## BLOK TEKSTU
"""

Na dowód tej nieznajomości mamy masę przykładów medialnych pokazujących, że nawet osoby ze stopniami, czy tytułami naukowymi wygadują na temat ustawy zasadniczej totalne bzdury.
Z tego powodu trudno się dziwić, że część społeczeństwa nieobyta prawniczo przyjmuje te nonsensy za dobrą monetę i przyłącza się do manifestacji pod szyldem: Konstytucja, Konstytucja, czy wolne sądy, nie rozumiejąc przy tym w ogóle, o co w tym wszystkim chodzi!
Wynika to z psychologicznego aspektu wiary, że człowiek gruntownie wykształcony, pokazywany publicznie wie, co mówi, tymczasem większość tych gadaczy swoją profesję pozostawia chyba przed drzwiami redakcji mediów, zamieniając się w typowych polityków, przy założeniu, że poprawną wiedzę na głoszony temat posiadają, co nie jest tak do końca pewne.

"""

## ZADANIA DO WYKONANIA
A. Streść w dwóch zdaniach fragment o wypowiedziach na temat ustawy zasadniczej.
B. Przepisz z rekordów wiersze, zaczynając od wiersza zawierającego „Patent image size: (1270, 816).” i kończąc na wierszu zawierającym „The inner ring 410 is at (338, 260).”, łącznie z obydwoma.

## UDOSTĘPNIONE REKORDY
"""

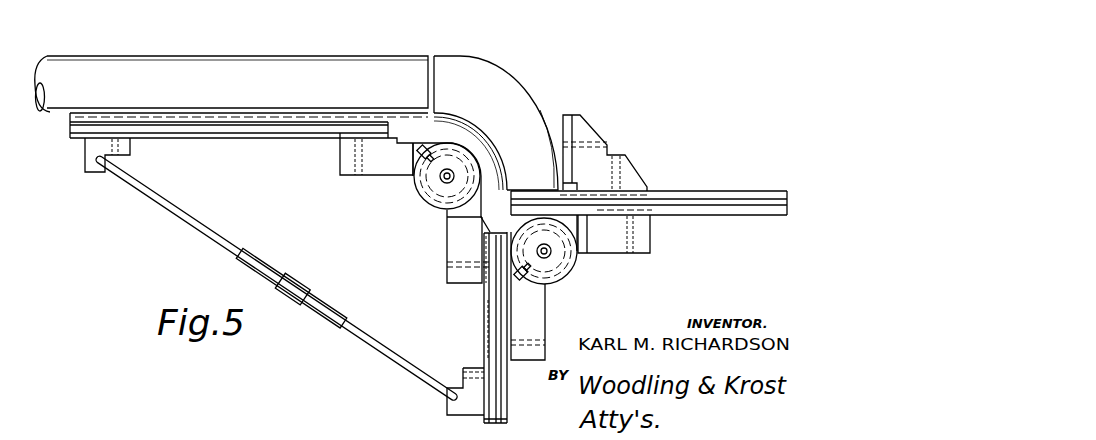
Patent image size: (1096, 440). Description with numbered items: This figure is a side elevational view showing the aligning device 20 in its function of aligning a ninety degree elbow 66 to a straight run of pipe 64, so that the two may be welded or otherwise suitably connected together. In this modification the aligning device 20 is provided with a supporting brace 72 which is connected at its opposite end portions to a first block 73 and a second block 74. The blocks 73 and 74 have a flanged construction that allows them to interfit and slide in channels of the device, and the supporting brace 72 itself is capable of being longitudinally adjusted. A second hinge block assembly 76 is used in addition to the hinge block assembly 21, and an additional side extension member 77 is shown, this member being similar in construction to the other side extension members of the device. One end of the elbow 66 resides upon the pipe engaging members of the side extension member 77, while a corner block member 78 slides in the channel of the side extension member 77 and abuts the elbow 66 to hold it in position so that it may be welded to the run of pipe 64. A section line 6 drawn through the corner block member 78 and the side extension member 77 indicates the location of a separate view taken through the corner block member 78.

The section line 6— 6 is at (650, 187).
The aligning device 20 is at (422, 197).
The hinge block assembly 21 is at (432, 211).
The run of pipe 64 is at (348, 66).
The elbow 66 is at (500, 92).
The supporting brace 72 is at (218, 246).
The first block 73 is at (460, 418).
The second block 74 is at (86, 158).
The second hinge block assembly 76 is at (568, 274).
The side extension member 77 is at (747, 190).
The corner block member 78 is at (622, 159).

"""
"""

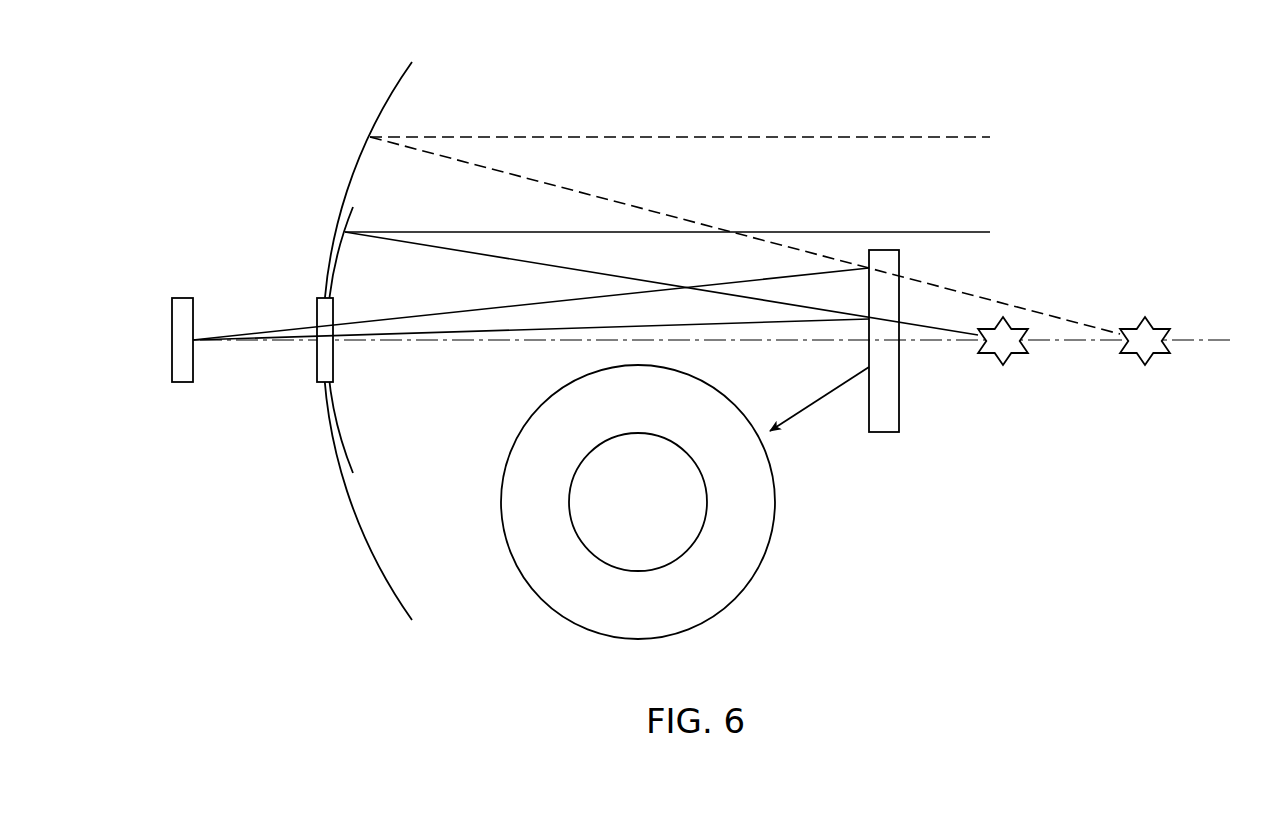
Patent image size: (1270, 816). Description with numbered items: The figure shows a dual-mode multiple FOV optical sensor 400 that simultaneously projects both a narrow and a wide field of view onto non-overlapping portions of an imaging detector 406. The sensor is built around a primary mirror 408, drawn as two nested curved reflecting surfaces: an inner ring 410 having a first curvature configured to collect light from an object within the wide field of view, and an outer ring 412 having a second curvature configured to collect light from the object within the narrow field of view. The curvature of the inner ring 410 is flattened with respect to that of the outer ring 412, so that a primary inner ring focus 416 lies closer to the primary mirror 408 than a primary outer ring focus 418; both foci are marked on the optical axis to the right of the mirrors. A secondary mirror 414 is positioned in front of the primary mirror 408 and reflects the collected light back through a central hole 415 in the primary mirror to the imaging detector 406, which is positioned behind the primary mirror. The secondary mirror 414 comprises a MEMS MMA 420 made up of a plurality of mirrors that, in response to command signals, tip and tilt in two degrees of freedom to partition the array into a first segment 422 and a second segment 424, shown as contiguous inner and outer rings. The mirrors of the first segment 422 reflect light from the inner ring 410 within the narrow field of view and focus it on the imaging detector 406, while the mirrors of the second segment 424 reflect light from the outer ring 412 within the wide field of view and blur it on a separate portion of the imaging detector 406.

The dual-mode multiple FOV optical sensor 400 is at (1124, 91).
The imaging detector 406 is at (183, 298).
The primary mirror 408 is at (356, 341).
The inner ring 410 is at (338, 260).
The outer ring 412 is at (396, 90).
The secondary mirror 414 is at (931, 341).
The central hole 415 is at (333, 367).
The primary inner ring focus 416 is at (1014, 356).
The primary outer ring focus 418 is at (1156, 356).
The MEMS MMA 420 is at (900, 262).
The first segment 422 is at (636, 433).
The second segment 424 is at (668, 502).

"""
"""

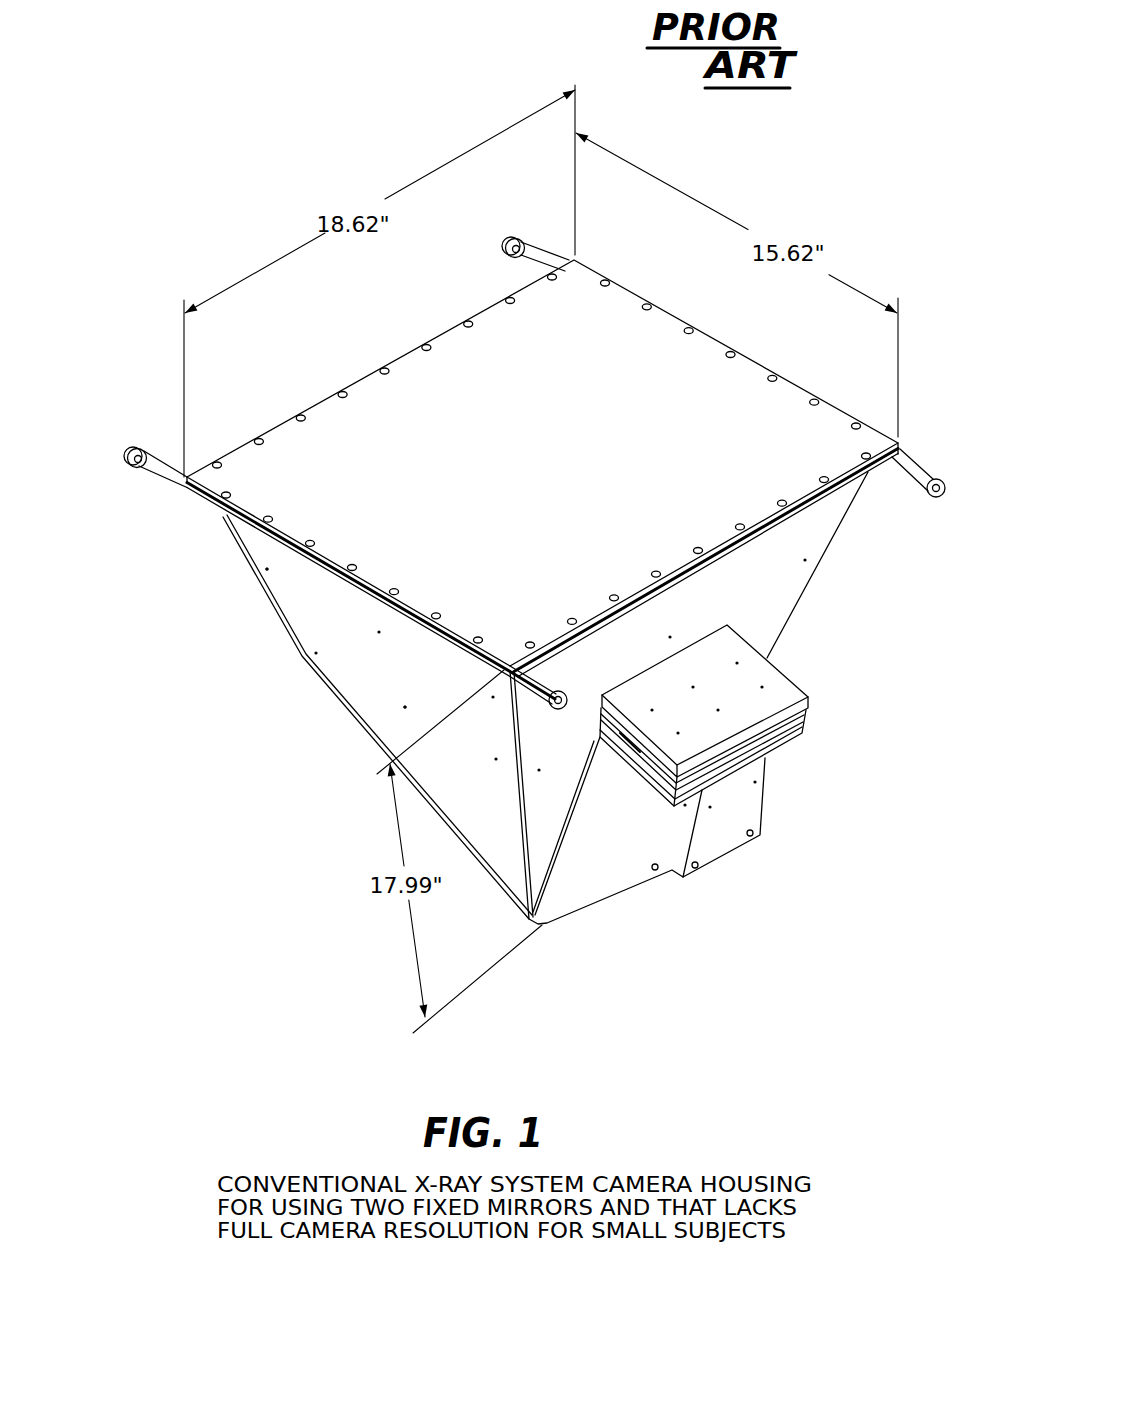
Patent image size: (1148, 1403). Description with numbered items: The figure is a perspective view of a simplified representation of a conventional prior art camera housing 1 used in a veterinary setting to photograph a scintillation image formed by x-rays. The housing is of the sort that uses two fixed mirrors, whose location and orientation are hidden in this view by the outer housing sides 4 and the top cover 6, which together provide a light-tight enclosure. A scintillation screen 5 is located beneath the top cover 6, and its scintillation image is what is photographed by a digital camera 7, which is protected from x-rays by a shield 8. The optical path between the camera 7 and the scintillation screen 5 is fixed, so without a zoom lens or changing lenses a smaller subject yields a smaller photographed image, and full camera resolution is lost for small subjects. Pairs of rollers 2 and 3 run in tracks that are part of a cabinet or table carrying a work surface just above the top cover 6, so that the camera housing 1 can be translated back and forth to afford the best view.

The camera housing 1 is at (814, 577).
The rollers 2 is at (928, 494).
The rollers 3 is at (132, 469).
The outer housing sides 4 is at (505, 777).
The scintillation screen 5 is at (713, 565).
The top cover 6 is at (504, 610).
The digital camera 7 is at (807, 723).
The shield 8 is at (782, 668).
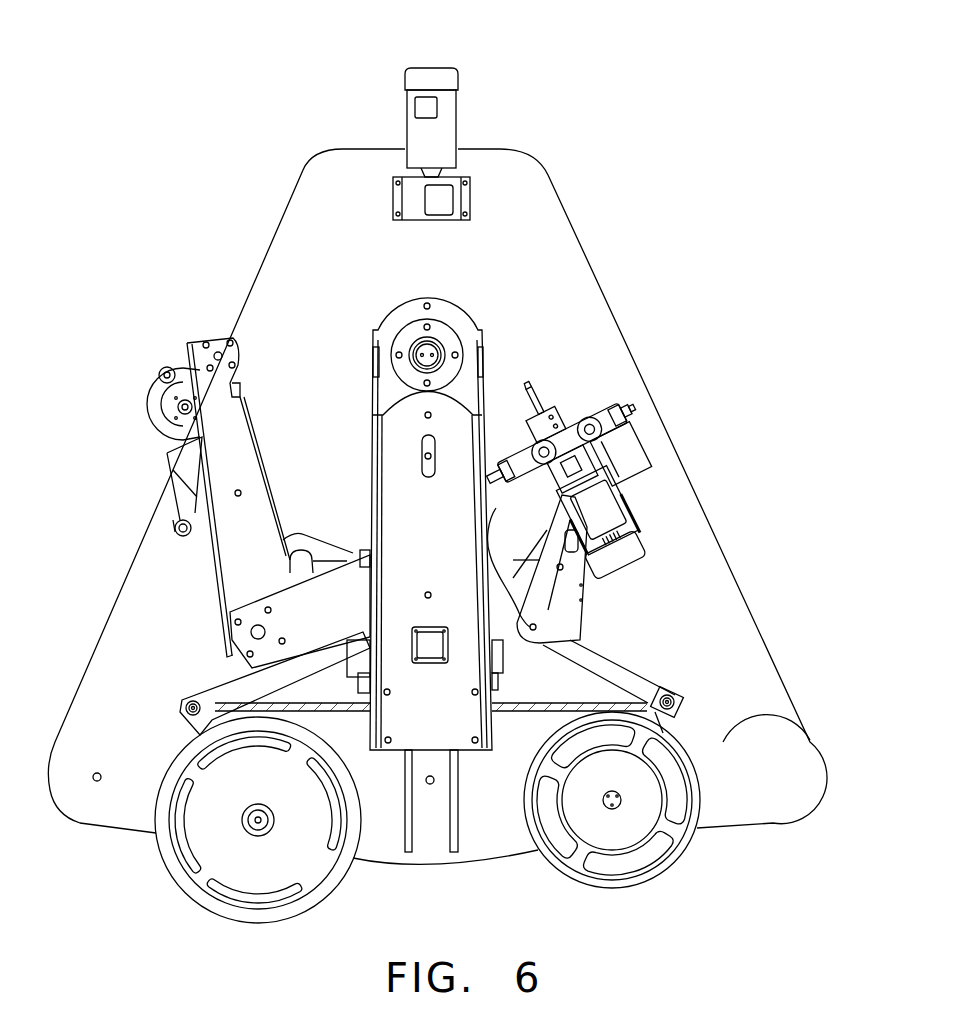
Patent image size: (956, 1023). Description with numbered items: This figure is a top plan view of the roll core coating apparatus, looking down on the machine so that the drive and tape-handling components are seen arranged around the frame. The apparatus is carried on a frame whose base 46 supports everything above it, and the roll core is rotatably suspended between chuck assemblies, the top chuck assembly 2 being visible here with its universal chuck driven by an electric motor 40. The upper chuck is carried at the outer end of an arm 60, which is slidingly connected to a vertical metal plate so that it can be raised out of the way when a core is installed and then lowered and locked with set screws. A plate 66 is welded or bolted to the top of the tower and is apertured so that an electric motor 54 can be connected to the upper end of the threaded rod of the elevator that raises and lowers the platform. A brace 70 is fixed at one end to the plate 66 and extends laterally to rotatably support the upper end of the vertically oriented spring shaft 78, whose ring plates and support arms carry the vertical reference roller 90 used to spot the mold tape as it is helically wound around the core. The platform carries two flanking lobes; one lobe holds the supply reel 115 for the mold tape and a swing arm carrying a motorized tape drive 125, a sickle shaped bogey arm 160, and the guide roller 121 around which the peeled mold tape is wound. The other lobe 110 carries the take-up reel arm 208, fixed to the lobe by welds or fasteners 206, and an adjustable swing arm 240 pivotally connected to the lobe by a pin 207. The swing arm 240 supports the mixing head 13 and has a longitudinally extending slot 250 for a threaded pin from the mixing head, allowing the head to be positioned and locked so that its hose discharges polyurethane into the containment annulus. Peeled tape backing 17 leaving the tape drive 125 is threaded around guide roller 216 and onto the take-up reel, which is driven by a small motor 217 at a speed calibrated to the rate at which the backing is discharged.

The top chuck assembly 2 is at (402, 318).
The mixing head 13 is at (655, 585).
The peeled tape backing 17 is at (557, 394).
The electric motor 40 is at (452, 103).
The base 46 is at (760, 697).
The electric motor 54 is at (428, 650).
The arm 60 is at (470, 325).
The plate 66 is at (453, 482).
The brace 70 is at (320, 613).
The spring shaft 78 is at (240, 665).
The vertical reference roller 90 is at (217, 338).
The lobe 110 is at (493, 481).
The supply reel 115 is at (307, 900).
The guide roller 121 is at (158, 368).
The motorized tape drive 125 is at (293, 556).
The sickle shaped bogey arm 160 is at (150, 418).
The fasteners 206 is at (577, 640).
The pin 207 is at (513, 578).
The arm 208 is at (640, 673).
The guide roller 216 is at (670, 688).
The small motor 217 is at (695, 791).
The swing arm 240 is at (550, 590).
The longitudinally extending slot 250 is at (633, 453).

"""

## ROZWIĄZANIA ĆWICZENIA
A. Wiele przykładów medialnych pokazuje, że nawet osoby ze stopniami lub tytułami naukowymi mówią o ustawie zasadniczej totalne bzdury. Część społeczeństwa nieobyta prawniczo przyjmuje te nonsensy za dobrą monetę i przyłącza się do manifestacji, nie rozumiejąc, o co chodzi, bo wierzy, że wykształcony człowiek pokazywany publicznie wie, co mówi, choć większość tych mówców zamienia się w typowych polityków.

B.
Patent image size: (1270, 816). Description with numbered items: The figure shows a dual-mode multiple FOV optical sensor 400 that simultaneously projects both a narrow and a wide field of view onto non-overlapping portions of an imaging detector 406. The sensor is built around a primary mirror 408, drawn as two nested curved reflecting surfaces: an inner ring 410 having a first curvature configured to collect light from an object within the wide field of view, and an outer ring 412 having a second curvature configured to collect light from the object within the narrow field of view. The curvature of the inner ring 410 is flattened with respect to that of the outer ring 412, so that a primary inner ring focus 416 lies closer to the primary mirror 408 than a primary outer ring focus 418; both foci are marked on the optical axis to the right of the mirrors. A secondary mirror 414 is positioned in front of the primary mirror 408 and reflects the collected light back through a central hole 415 in the primary mirror to the imaging detector 406, which is positioned behind the primary mirror. The secondary mirror 414 comprises a MEMS MMA 420 made up of a plurality of mirrors that, in response to command signals, tip and tilt in two degrees of freedom to partition the array into a first segment 422 and a second segment 424, shown as contiguous inner and outer rings. The mirrors of the first segment 422 reflect light from the inner ring 410 within the narrow field of view and focus it on the imaging detector 406, while the mirrors of the second segment 424 reflect light from the outer ring 412 within the wide field of view and blur it on a separate portion of the imaging detector 406.

The dual-mode multiple FOV optical sensor 400 is at (1124, 91).
The imaging detector 406 is at (183, 298).
The primary mirror 408 is at (356, 341).
The inner ring 410 is at (338, 260).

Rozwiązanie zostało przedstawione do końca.